● **Required task**:
Make an exact transcription of the material, leaving out all images.

● ● ● ● ●

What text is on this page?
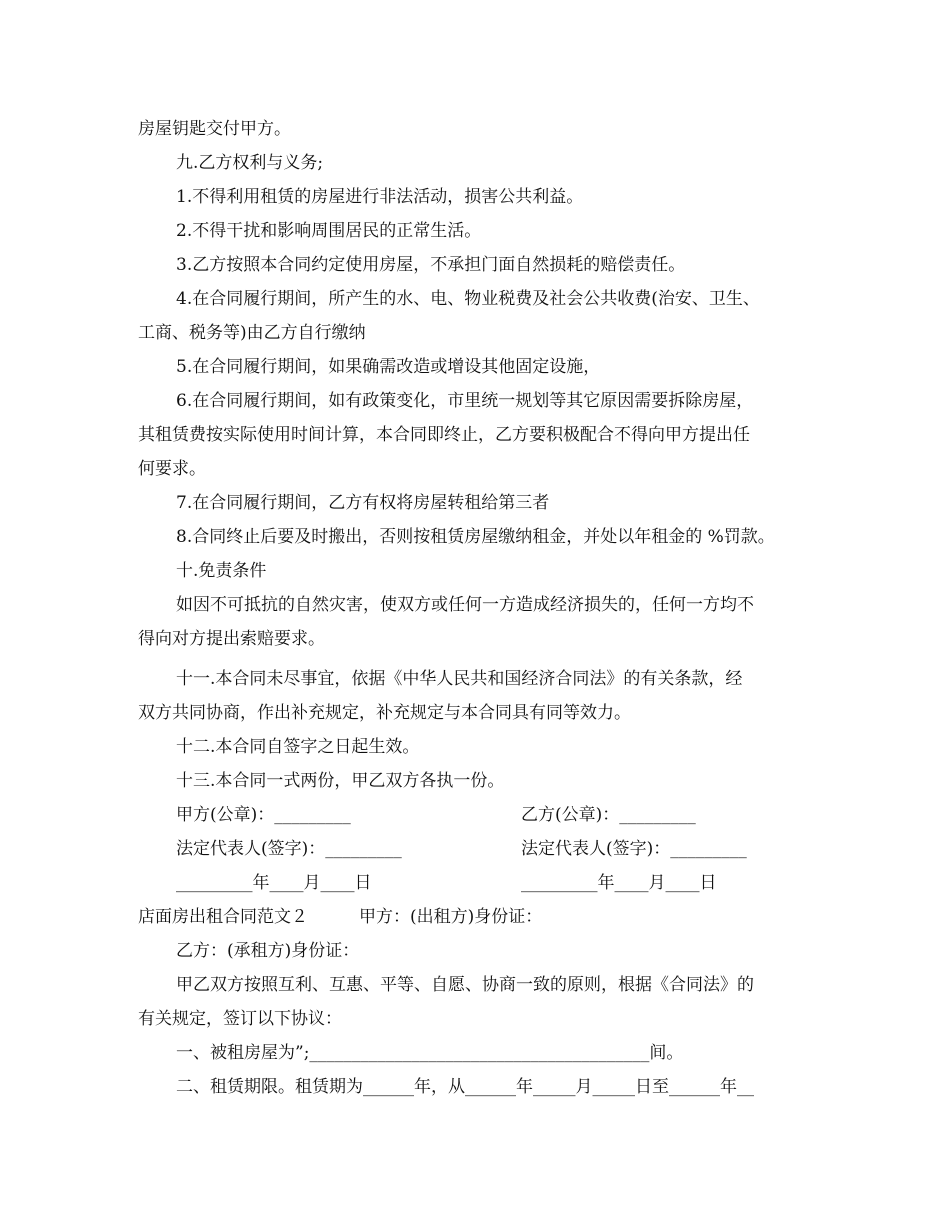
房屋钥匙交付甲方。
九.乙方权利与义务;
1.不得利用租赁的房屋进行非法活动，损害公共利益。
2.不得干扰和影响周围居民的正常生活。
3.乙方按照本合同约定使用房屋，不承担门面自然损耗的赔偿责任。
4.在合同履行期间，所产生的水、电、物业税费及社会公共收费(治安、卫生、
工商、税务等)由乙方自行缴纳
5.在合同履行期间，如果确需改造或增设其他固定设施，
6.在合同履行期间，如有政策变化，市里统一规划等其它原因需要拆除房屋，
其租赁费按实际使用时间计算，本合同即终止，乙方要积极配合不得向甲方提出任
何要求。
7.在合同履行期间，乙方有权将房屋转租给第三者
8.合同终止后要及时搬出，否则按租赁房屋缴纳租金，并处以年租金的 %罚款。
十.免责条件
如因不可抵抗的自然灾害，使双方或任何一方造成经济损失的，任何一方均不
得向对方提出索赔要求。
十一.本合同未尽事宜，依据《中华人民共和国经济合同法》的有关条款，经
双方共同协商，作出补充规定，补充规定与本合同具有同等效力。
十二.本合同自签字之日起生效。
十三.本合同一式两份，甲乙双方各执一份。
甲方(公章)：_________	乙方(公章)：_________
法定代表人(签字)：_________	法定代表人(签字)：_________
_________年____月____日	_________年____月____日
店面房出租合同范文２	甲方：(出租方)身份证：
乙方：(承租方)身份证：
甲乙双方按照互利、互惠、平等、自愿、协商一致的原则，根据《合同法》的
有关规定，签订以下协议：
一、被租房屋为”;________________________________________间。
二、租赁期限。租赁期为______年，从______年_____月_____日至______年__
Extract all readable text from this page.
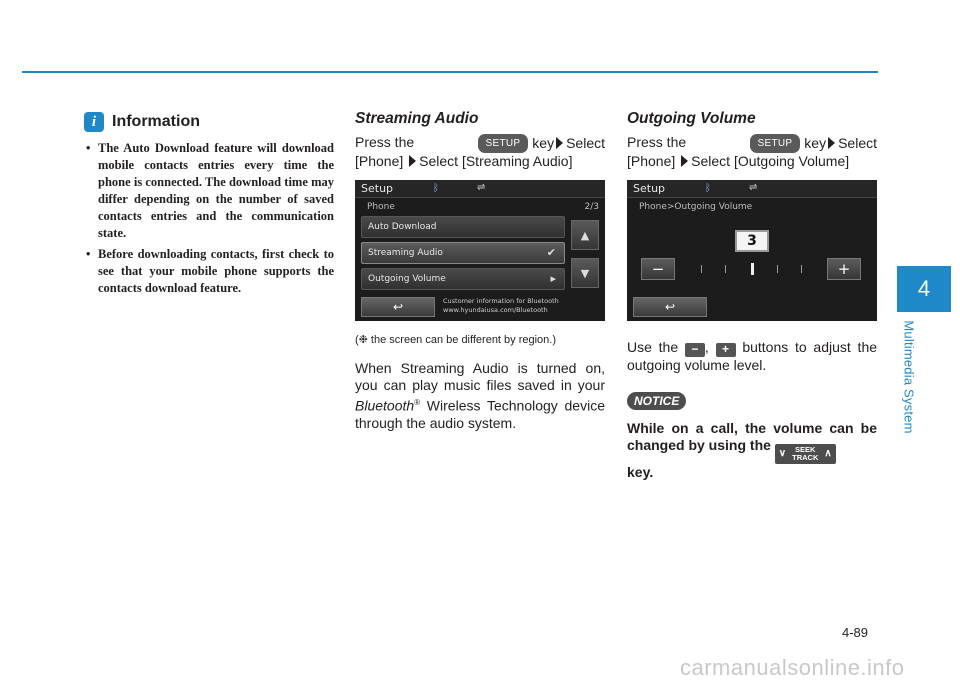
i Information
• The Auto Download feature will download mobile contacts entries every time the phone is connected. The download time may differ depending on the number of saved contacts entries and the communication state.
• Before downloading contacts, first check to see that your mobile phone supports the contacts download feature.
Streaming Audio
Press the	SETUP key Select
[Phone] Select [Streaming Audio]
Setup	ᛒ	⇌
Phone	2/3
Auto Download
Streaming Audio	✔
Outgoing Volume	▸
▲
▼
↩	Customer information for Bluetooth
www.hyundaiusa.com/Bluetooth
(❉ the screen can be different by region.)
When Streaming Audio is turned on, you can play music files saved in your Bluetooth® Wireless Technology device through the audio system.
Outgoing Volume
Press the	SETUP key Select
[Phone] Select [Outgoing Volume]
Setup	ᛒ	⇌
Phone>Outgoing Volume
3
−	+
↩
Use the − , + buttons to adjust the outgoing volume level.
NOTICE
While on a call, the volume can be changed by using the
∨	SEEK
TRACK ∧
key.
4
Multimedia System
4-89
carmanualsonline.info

● ● ● ● ●

● **Finished exercise**:
What text is on this page?
房屋钥匙交付甲方。
九.乙方权利与义务;
1.不得利用租赁的房屋进行非法活动，损害公共利益。
2.不得干扰和影响周围居民的正常生活。
3.乙方按照本合同约定使用房屋，不承担门面自然损耗的赔偿责任。
4.在合同履行期间，所产生的水、电、物业税费及社会公共收费(治安、卫生、
工商、税务等)由乙方自行缴纳
5.在合同履行期间，如果确需改造或增设其他固定设施，
6.在合同履行期间，如有政策变化，市里统一规划等其它原因需要拆除房屋，
其租赁费按实际使用时间计算，本合同即终止，乙方要积极配合不得向甲方提出任
何要求。
7.在合同履行期间，乙方有权将房屋转租给第三者
8.合同终止后要及时搬出，否则按租赁房屋缴纳租金，并处以年租金的 %罚款。
十.免责条件
如因不可抵抗的自然灾害，使双方或任何一方造成经济损失的，任何一方均不
得向对方提出索赔要求。
十一.本合同未尽事宜，依据《中华人民共和国经济合同法》的有关条款，经
双方共同协商，作出补充规定，补充规定与本合同具有同等效力。
十二.本合同自签字之日起生效。
十三.本合同一式两份，甲乙双方各执一份。
甲方(公章)：_________	乙方(公章)：_________
法定代表人(签字)：_________	法定代表人(签字)：_________
_________年____月____日	_________年____月____日
店面房出租合同范文２	甲方：(出租方)身份证：
乙方：(承租方)身份证：
甲乙双方按照互利、互惠、平等、自愿、协商一致的原则，根据《合同法》的
有关规定，签订以下协议：
一、被租房屋为”;________________________________________间。
二、租赁期限。租赁期为______年，从______年_____月_____日至______年__
Extract all readable text from this page.
i Information
• The Auto Download feature will download mobile contacts entries every time the phone is connected. The download time may differ depending on the number of saved contacts entries and the communication state.
• Before downloading contacts, first check to see that your mobile phone supports the contacts download feature.
Streaming Audio
Press the	SETUP key Select
[Phone] Select [Streaming Audio]
Setup	ᛒ	⇌
Phone	2/3
Auto Download
Streaming Audio	✔
Outgoing Volume	▸
▲
▼
↩	Customer information for Bluetooth
www.hyundaiusa.com/Bluetooth
(❉ the screen can be different by region.)
When Streaming Audio is turned on, you can play music files saved in your Bluetooth® Wireless Technology device through the audio system.
Outgoing Volume
Press the	SETUP key Select
[Phone] Select [Outgoing Volume]
Setup	ᛒ	⇌
Phone>Outgoing Volume
3
−	+
↩
Use the − , + buttons to adjust the outgoing volume level.
NOTICE
While on a call, the volume can be changed by using the
∨	SEEK
TRACK ∧
key.
4
Multimedia System
4-89
carmanualsonline.info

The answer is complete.